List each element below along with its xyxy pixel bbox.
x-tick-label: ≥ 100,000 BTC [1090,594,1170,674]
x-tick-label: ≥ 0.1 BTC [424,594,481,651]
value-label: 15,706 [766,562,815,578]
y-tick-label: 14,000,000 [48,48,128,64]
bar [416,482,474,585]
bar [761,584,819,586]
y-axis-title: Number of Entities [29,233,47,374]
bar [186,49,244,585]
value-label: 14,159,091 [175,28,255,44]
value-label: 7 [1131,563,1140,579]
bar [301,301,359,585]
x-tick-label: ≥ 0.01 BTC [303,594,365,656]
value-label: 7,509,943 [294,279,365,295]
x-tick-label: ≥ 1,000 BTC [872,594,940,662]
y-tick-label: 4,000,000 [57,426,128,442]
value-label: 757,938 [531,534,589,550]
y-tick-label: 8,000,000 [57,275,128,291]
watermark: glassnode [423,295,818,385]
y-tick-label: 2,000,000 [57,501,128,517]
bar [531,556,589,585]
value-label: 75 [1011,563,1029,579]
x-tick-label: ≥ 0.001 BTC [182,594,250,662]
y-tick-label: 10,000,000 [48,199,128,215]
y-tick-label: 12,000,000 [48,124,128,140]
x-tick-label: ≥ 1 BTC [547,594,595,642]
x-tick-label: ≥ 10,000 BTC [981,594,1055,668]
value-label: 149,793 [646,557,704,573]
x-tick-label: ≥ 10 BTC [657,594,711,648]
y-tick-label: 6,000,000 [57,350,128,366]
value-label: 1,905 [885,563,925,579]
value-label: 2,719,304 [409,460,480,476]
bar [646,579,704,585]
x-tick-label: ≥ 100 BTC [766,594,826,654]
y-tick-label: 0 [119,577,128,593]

··········

Exercise task: Pick out every line of the data above that contains the string "value", and copy each one. Matching is case-sensitive.

Answer to this problem:
value-label: 15,706 [766,562,815,578]
value-label: 14,159,091 [175,28,255,44]
value-label: 7 [1131,563,1140,579]
value-label: 7,509,943 [294,279,365,295]
value-label: 757,938 [531,534,589,550]
value-label: 75 [1011,563,1029,579]
value-label: 149,793 [646,557,704,573]
value-label: 1,905 [885,563,925,579]
value-label: 2,719,304 [409,460,480,476]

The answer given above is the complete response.